*Problem to work on*:
Find the word "Category" in the material below and gather every line that contains it.

*Materials provided*:
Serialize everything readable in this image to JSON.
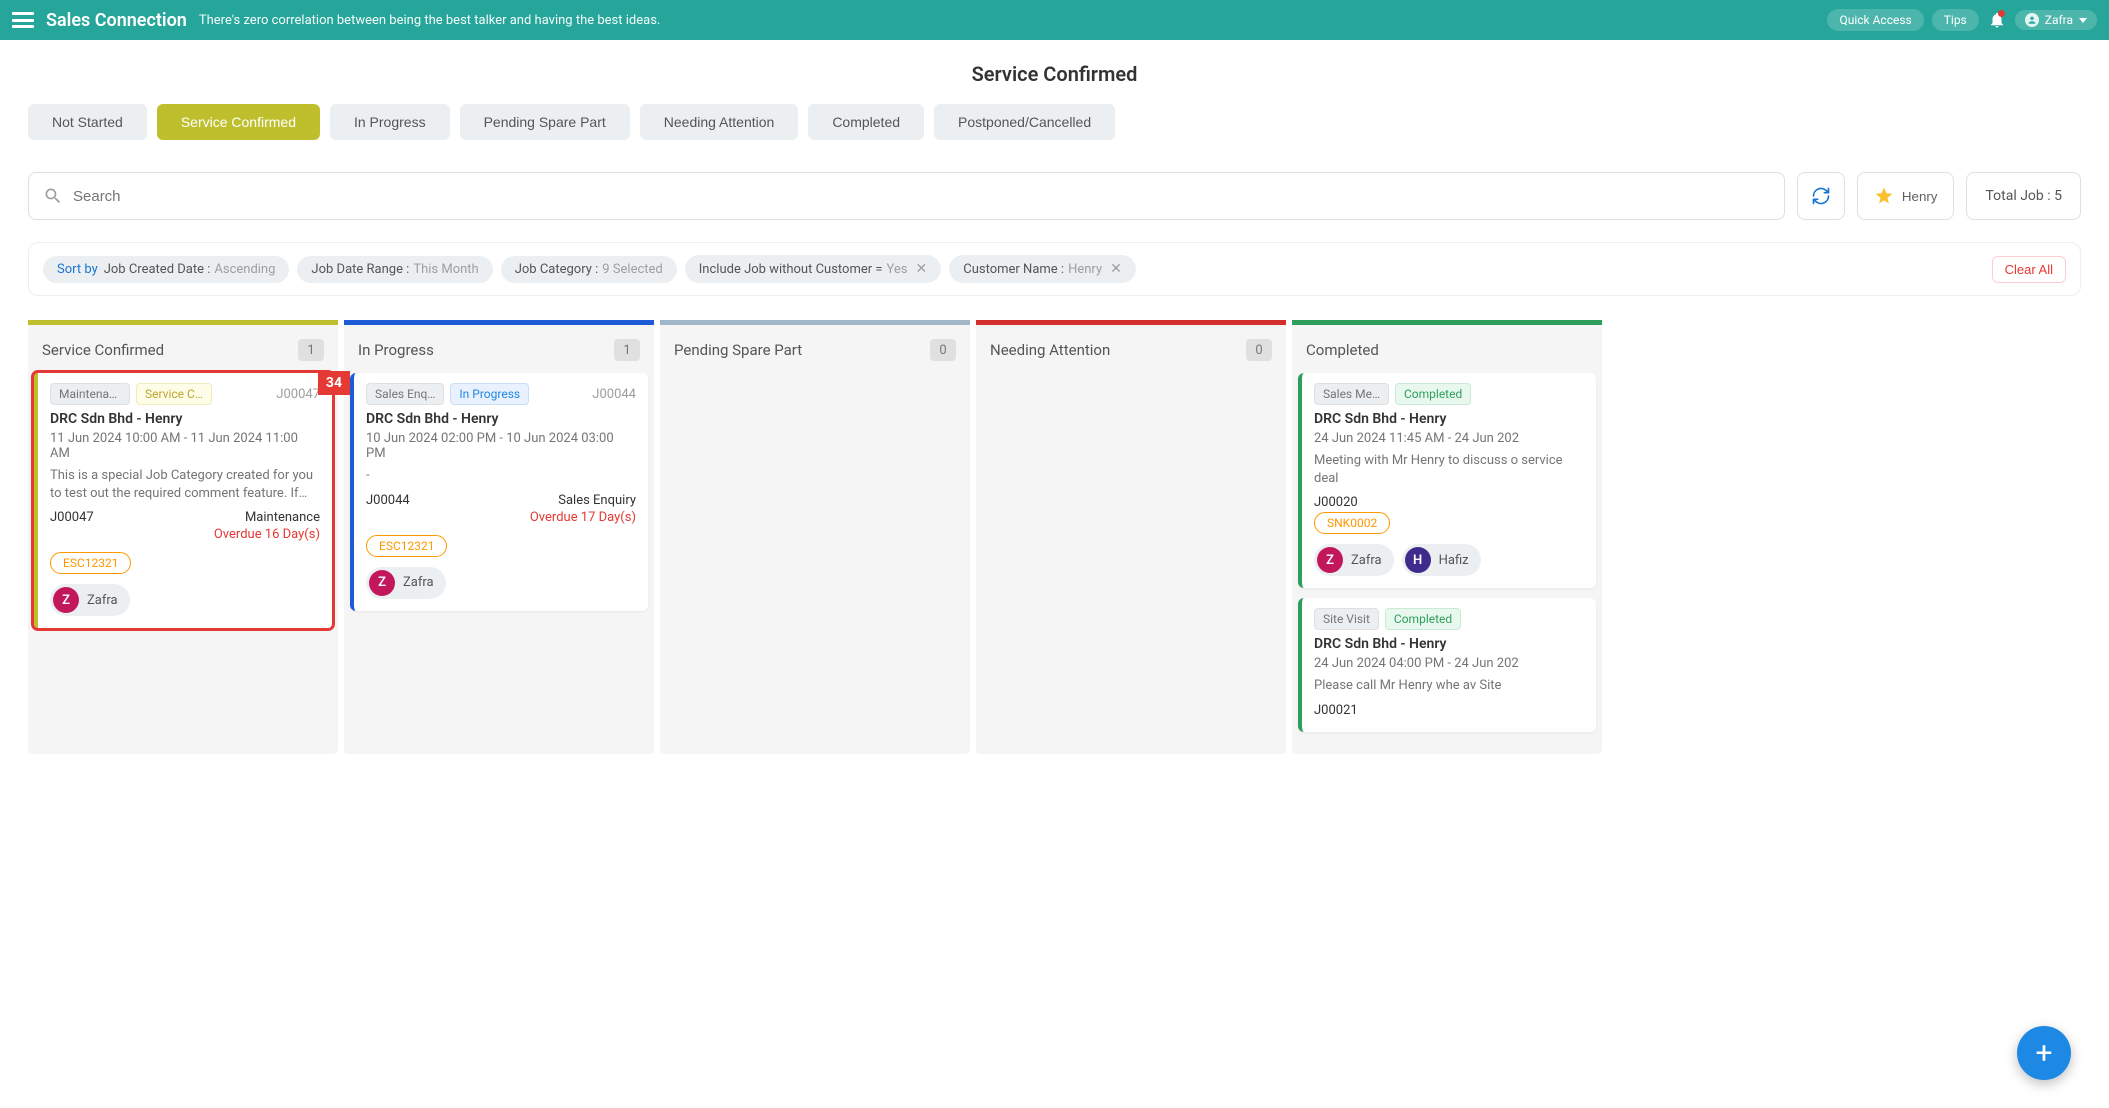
{
  "header": {
    "brand": "Sales Connection",
    "tagline": "There's zero correlation between being the best talker and having the best ideas.",
    "quick_access": "Quick Access",
    "tips": "Tips",
    "user": "Zafra"
  },
  "page_title": "Service Confirmed",
  "status_tabs": [
    {
      "label": "Not Started",
      "active": false
    },
    {
      "label": "Service Confirmed",
      "active": true
    },
    {
      "label": "In Progress",
      "active": false
    },
    {
      "label": "Pending Spare Part",
      "active": false
    },
    {
      "label": "Needing Attention",
      "active": false
    },
    {
      "label": "Completed",
      "active": false
    },
    {
      "label": "Postponed/Cancelled",
      "active": false
    }
  ],
  "search_placeholder": "Search",
  "favorite_name": "Henry",
  "total_label": "Total Job :",
  "total_value": "5",
  "sort_prefix": "Sort by",
  "sort_field": "Job Created Date :",
  "sort_dir": "Ascending",
  "filters": [
    {
      "k": "Job Date Range :",
      "v": "This Month",
      "x": false
    },
    {
      "k": "Job Category :",
      "v": "9 Selected",
      "x": false
    },
    {
      "k": "Include Job without Customer =",
      "v": "Yes",
      "x": true
    },
    {
      "k": "Customer Name :",
      "v": "Henry",
      "x": true
    }
  ],
  "clear_all": "Clear All",
  "columns": [
    {
      "title": "Service Confirmed",
      "count": "1",
      "bar_color": "#bfbf2e",
      "cards": [
        {
          "selected": true,
          "badge": "34",
          "border": "#bfbf2e",
          "tag1": "Maintenan…",
          "tag2": "Service C…",
          "tag2_class": "yellow",
          "jobno": "J00047",
          "title": "DRC Sdn Bhd - Henry",
          "date": "11 Jun 2024 10:00 AM - 11 Jun 2024 11:00 AM",
          "desc": "This is a special Job Category created for you to test out the required comment feature. If you tri…",
          "meta_left": "J00047",
          "meta_right": "Maintenance",
          "overdue": "Overdue 16 Day(s)",
          "ref": "ESC12321",
          "assignees": [
            {
              "initial": "Z",
              "name": "Zafra",
              "color": "pink"
            }
          ]
        }
      ]
    },
    {
      "title": "In Progress",
      "count": "1",
      "bar_color": "#1e5bd6",
      "cards": [
        {
          "border": "#1e5bd6",
          "tag1": "Sales Enq…",
          "tag2": "In Progress",
          "tag2_class": "blue",
          "jobno": "J00044",
          "title": "DRC Sdn Bhd - Henry",
          "date": "10 Jun 2024 02:00 PM - 10 Jun 2024 03:00 PM",
          "desc": "-",
          "meta_left": "J00044",
          "meta_right": "Sales Enquiry",
          "overdue": "Overdue 17 Day(s)",
          "ref": "ESC12321",
          "assignees": [
            {
              "initial": "Z",
              "name": "Zafra",
              "color": "pink"
            }
          ]
        }
      ]
    },
    {
      "title": "Pending Spare Part",
      "count": "0",
      "bar_color": "#9fb7c9",
      "cards": []
    },
    {
      "title": "Needing Attention",
      "count": "0",
      "bar_color": "#d32f2f",
      "cards": []
    },
    {
      "title": "Completed",
      "count": "",
      "bar_color": "#2e9e5b",
      "cards": [
        {
          "border": "#2e9e5b",
          "tag1": "Sales Me…",
          "tag2": "Completed",
          "tag2_class": "green",
          "jobno": "",
          "title": "DRC Sdn Bhd - Henry",
          "date": "24 Jun 2024 11:45 AM - 24 Jun 202",
          "desc": "Meeting with Mr Henry to discuss o service deal",
          "meta_left": "J00020",
          "meta_right": "",
          "overdue": "",
          "ref": "SNK0002",
          "assignees": [
            {
              "initial": "Z",
              "name": "Zafra",
              "color": "pink"
            },
            {
              "initial": "H",
              "name": "Hafiz",
              "color": "purple"
            }
          ]
        },
        {
          "border": "#2e9e5b",
          "tag1": "Site Visit",
          "tag2": "Completed",
          "tag2_class": "green",
          "jobno": "",
          "title": "DRC Sdn Bhd - Henry",
          "date": "24 Jun 2024 04:00 PM - 24 Jun 202",
          "desc": "Please call Mr Henry whe av Site",
          "meta_left": "J00021",
          "meta_right": "",
          "overdue": "",
          "ref": "",
          "assignees": []
        }
      ]
    }
  ]
}
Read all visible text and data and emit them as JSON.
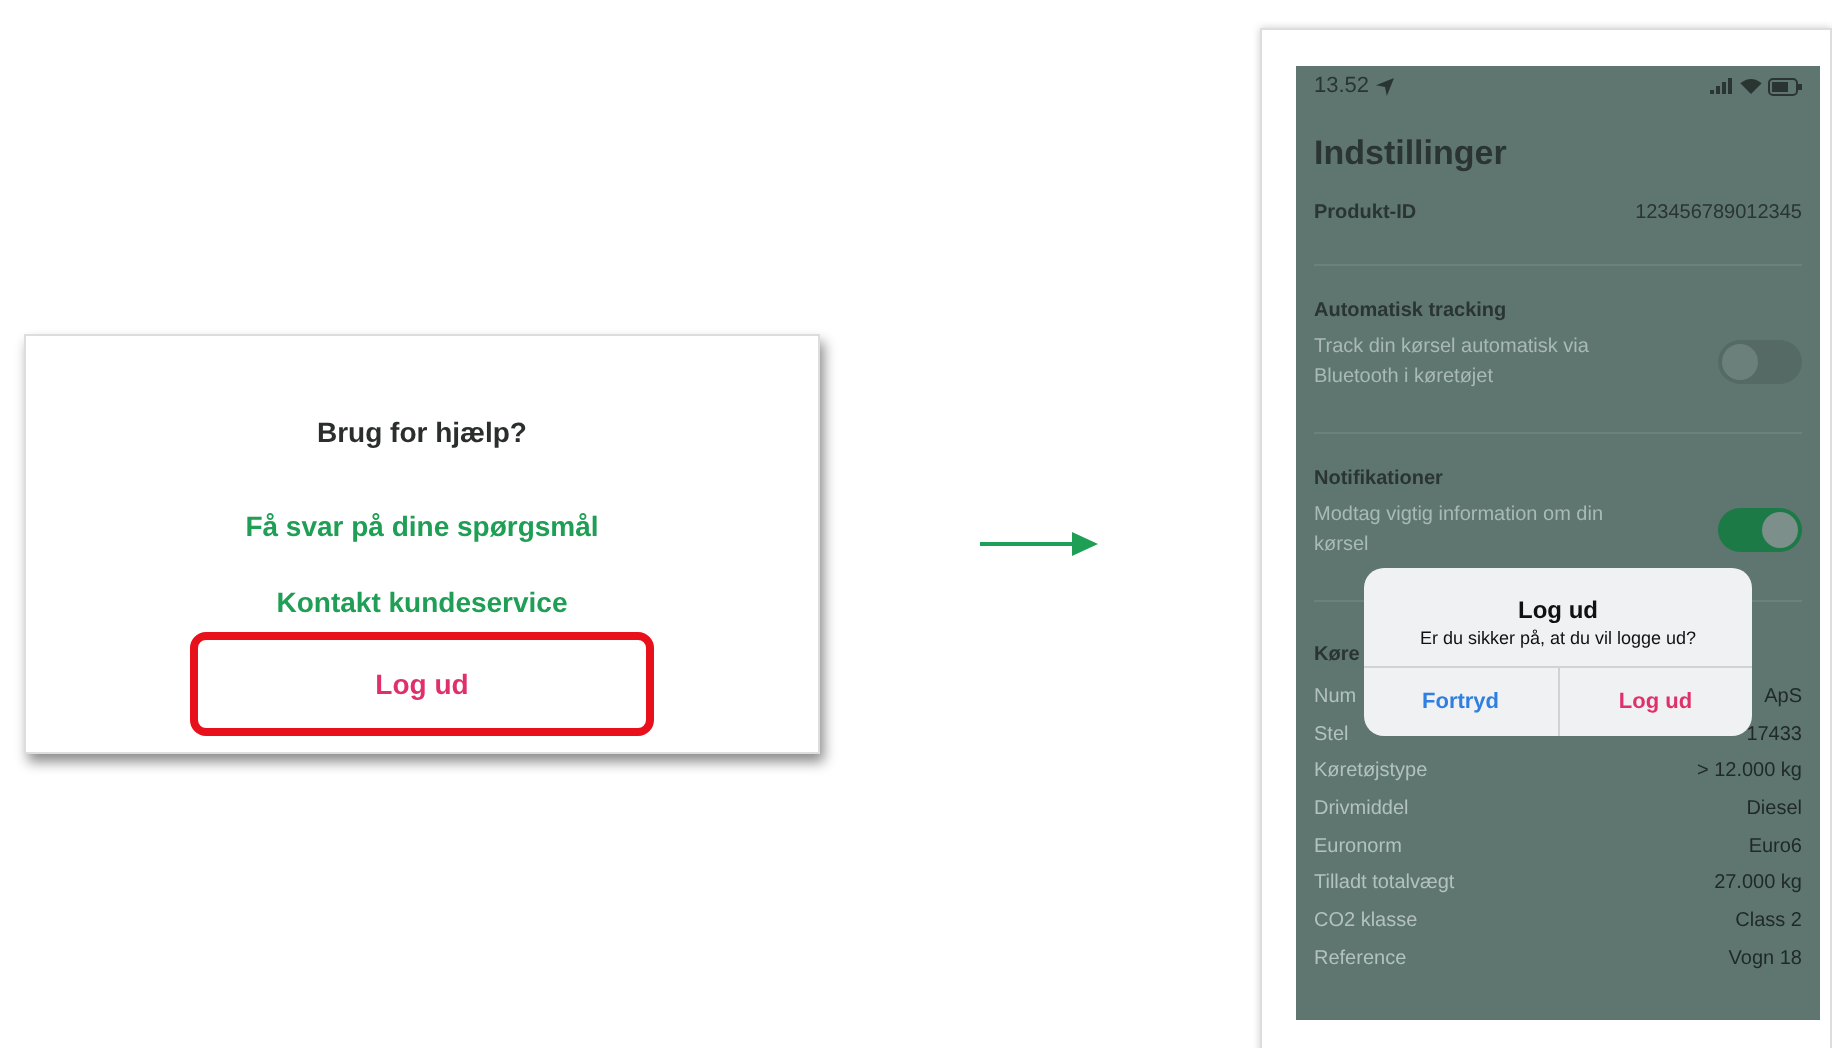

*Finished exercise*:
      "k": "Job Category :",
          "desc": "This is a special Job Category created for you to test out the required comment feature. If you tri…",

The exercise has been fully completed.